(Items from a figure collection)
* Start *

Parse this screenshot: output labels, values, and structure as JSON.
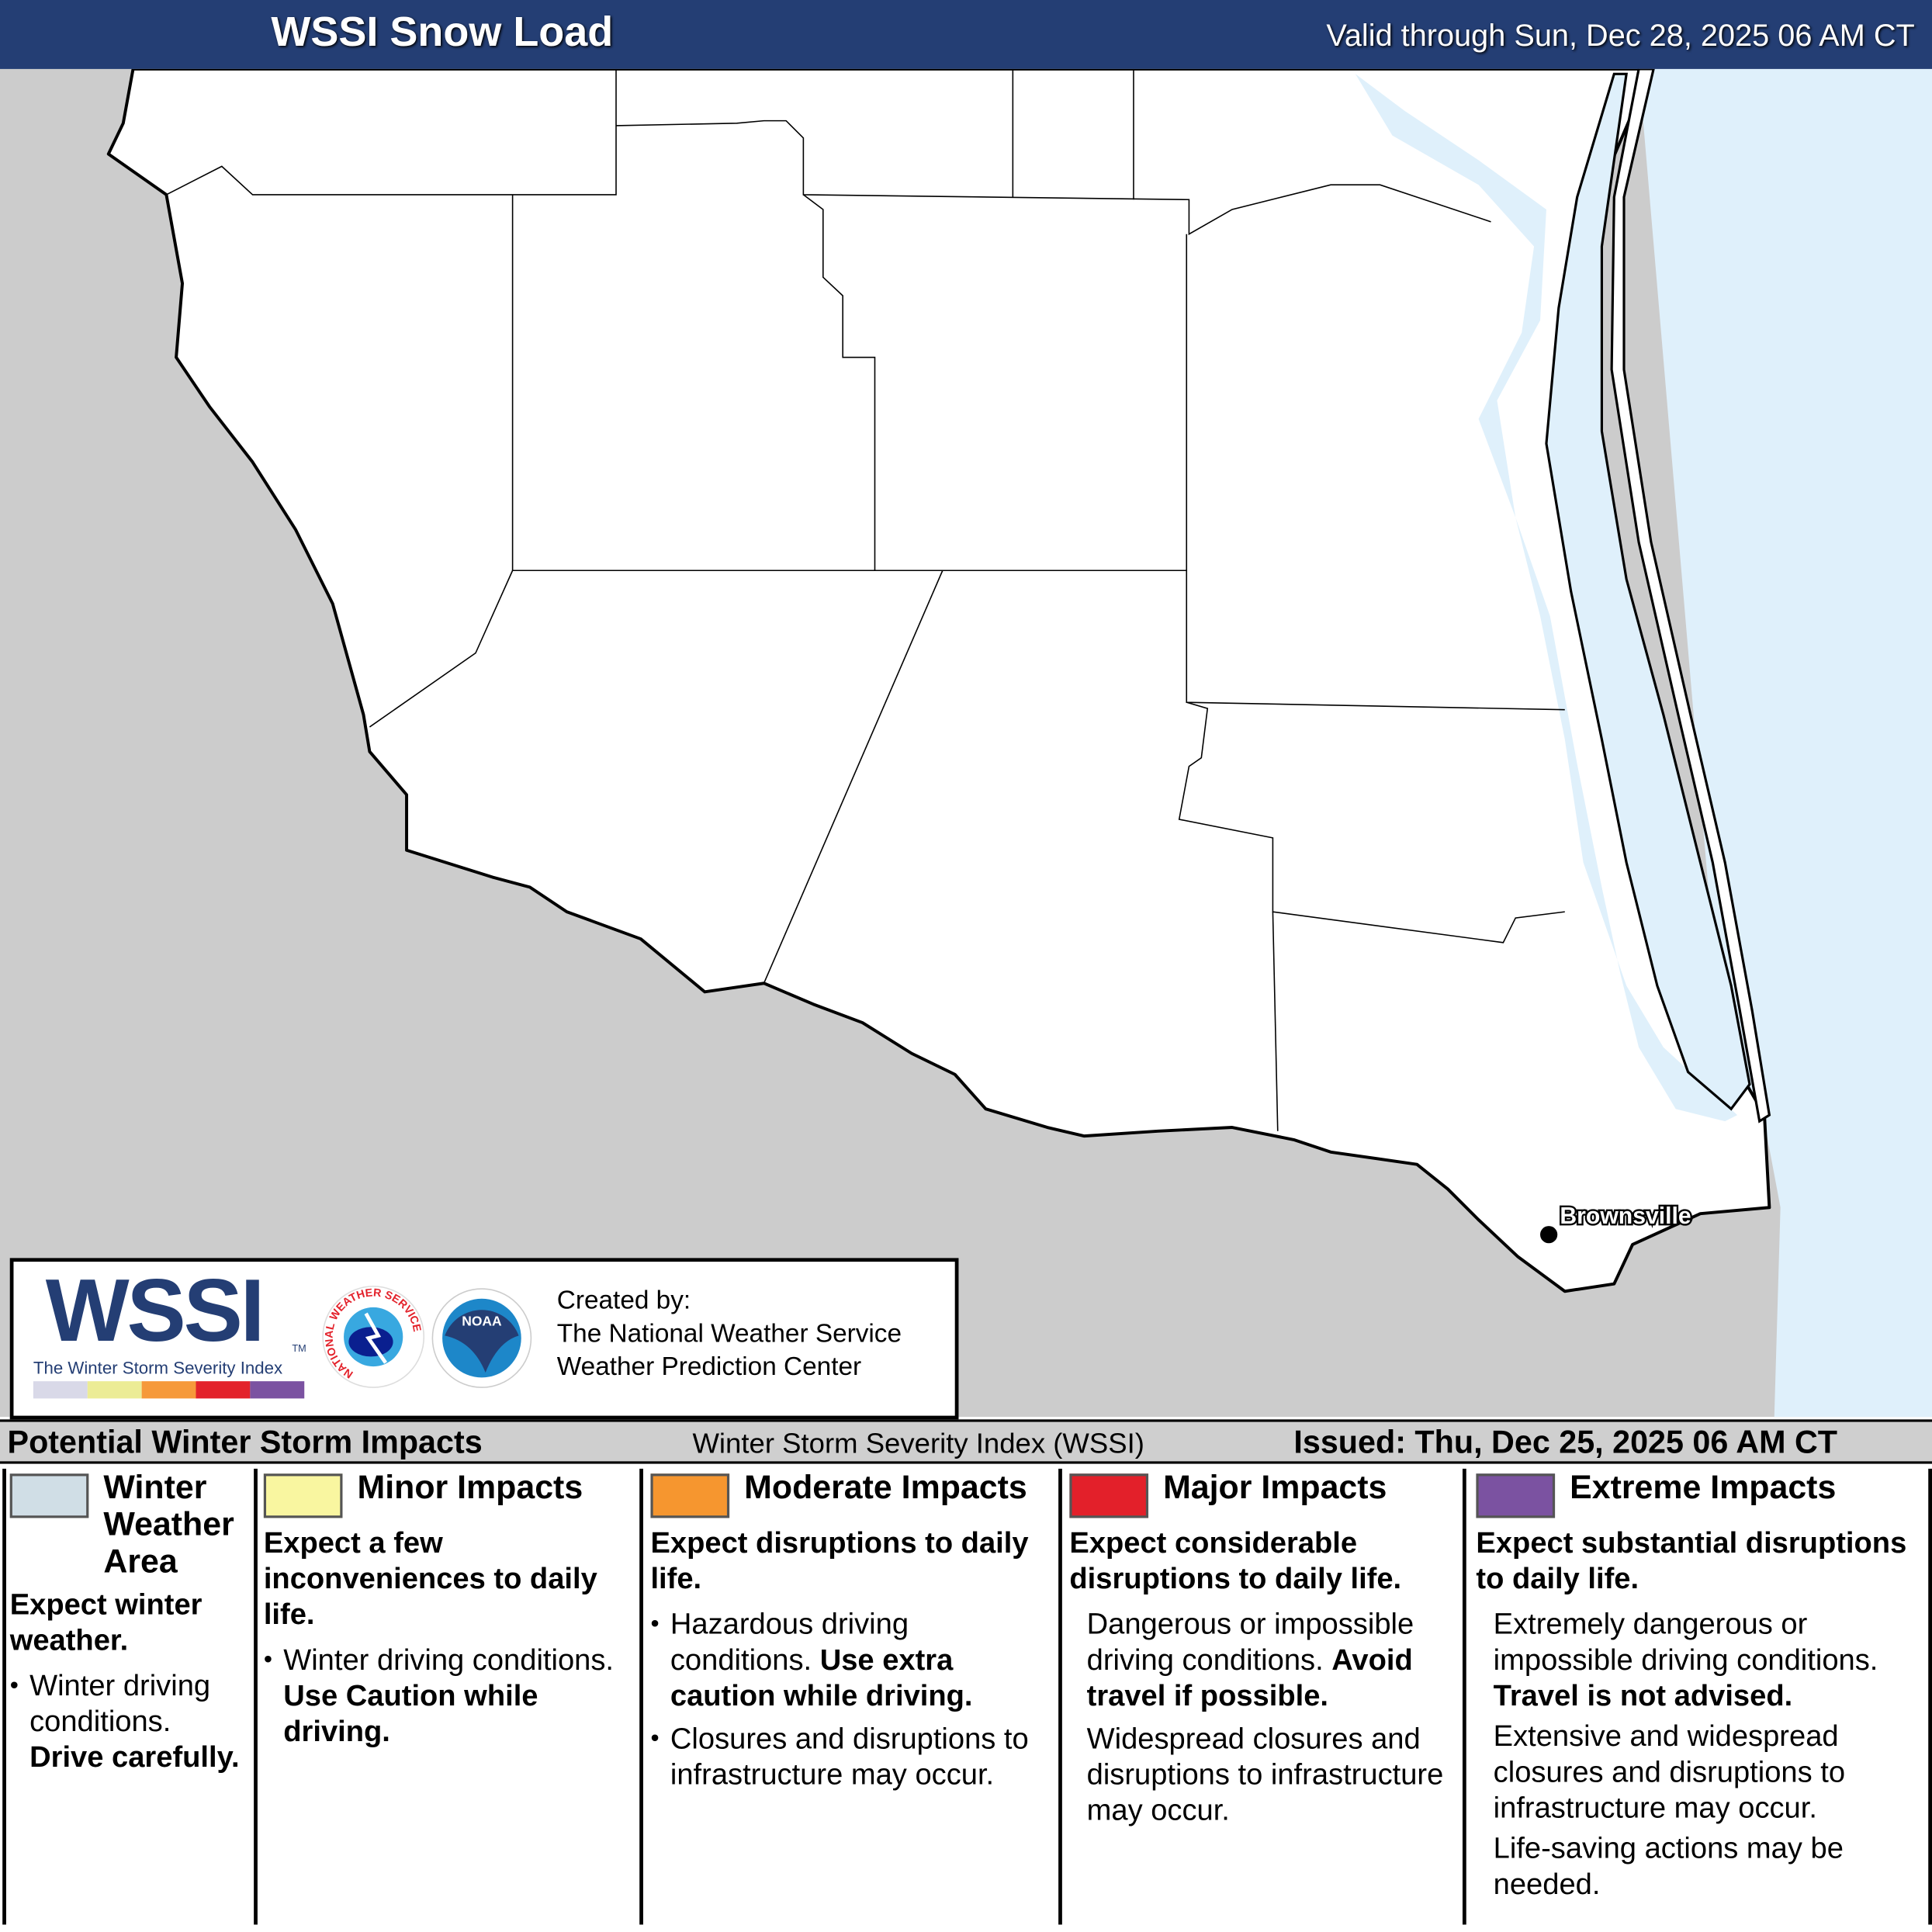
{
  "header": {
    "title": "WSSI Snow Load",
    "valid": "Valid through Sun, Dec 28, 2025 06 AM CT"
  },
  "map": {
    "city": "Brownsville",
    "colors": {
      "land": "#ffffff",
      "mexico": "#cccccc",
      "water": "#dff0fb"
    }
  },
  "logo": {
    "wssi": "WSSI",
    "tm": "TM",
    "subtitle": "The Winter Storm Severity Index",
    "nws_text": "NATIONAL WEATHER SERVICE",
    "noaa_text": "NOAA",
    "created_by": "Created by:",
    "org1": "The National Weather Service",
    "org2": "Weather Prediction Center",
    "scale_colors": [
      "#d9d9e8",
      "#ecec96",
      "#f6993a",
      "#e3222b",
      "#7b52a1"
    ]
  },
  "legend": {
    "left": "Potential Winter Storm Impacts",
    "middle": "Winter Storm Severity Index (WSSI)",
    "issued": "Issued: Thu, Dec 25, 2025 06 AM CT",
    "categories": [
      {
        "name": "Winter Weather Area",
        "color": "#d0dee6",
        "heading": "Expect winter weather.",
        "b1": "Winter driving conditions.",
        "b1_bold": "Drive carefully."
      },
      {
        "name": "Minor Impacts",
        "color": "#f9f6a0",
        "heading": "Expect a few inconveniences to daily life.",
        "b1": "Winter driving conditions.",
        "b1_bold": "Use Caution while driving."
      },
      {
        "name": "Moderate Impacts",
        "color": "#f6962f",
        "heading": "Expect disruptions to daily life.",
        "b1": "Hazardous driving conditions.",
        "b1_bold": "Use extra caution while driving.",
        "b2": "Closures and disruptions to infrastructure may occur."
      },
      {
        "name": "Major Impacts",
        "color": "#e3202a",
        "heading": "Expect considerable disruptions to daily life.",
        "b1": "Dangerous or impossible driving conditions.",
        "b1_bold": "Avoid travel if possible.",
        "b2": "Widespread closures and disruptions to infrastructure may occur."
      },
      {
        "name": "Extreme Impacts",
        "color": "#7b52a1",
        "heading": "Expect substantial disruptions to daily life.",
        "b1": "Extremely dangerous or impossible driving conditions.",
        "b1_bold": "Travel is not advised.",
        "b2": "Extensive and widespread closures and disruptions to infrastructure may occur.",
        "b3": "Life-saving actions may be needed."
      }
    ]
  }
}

* End *
* Start *

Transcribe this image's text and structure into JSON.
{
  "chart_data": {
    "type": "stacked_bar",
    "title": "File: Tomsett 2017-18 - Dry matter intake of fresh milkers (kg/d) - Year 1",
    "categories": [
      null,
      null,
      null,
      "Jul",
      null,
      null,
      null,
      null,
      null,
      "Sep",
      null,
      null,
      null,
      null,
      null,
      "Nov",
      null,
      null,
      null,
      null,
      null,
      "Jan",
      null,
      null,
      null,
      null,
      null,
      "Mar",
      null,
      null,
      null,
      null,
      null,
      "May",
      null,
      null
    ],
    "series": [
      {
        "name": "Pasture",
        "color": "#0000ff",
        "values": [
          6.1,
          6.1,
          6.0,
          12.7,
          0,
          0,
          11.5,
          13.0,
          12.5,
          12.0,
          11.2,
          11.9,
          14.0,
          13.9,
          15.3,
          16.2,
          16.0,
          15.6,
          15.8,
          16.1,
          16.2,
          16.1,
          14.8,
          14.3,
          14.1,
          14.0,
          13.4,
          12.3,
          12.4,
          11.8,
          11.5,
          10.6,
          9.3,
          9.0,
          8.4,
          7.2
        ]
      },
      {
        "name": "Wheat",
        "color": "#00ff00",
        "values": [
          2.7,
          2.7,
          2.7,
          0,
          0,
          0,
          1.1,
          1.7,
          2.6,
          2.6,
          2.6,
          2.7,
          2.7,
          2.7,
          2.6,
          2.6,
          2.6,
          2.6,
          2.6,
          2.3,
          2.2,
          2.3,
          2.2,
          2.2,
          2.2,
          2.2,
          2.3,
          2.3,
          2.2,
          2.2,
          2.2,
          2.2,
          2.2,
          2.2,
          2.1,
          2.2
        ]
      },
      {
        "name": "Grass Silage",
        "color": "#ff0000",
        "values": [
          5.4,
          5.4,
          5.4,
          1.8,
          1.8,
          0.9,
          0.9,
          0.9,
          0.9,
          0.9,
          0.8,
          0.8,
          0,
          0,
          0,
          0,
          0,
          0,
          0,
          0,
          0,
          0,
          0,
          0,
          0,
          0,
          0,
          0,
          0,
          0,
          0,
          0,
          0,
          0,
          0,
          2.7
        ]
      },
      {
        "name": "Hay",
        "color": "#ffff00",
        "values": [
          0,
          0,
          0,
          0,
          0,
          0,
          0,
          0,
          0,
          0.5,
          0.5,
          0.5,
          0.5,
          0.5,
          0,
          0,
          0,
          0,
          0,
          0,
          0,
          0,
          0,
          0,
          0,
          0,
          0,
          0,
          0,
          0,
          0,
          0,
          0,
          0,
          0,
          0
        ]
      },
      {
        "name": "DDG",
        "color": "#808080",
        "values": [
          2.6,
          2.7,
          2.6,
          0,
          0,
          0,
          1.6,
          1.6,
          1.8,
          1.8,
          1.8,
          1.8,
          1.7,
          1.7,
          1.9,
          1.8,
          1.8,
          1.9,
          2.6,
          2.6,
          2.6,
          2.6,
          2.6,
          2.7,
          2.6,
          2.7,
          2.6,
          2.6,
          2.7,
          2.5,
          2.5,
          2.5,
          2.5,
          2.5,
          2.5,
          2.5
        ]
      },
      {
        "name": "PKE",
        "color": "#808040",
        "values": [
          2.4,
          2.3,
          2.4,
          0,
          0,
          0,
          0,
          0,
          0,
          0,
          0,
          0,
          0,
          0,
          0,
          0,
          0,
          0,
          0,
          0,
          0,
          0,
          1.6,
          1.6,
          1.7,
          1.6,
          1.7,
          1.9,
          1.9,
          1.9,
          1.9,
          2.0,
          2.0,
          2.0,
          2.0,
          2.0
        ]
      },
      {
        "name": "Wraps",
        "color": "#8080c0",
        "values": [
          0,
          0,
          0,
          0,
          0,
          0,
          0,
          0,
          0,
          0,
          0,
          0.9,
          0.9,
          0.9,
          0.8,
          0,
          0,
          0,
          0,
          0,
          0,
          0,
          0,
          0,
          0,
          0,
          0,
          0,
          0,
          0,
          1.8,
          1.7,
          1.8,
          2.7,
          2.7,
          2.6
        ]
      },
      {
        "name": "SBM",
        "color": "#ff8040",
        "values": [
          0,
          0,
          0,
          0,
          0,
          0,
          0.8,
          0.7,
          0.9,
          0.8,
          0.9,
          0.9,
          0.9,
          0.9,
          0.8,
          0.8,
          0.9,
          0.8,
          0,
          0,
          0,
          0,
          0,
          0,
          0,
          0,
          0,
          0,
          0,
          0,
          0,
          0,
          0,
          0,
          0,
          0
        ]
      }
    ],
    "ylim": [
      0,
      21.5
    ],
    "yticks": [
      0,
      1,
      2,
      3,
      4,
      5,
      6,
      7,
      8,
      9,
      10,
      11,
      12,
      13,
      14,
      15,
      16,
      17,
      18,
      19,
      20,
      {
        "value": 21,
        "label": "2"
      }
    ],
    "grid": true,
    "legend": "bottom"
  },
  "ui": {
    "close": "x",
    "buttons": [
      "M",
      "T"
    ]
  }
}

* End *

▸ **Stated task**
Search the data above for lines holding "conditions" and copy each of them.

▸ **Full answer**
        "b1": "Winter driving conditions.",
        "b1": "Winter driving conditions.",
        "b1": "Hazardous driving conditions.",
        "b1": "Dangerous or impossible driving conditions.",
        "b1": "Extremely dangerous or impossible driving conditions.",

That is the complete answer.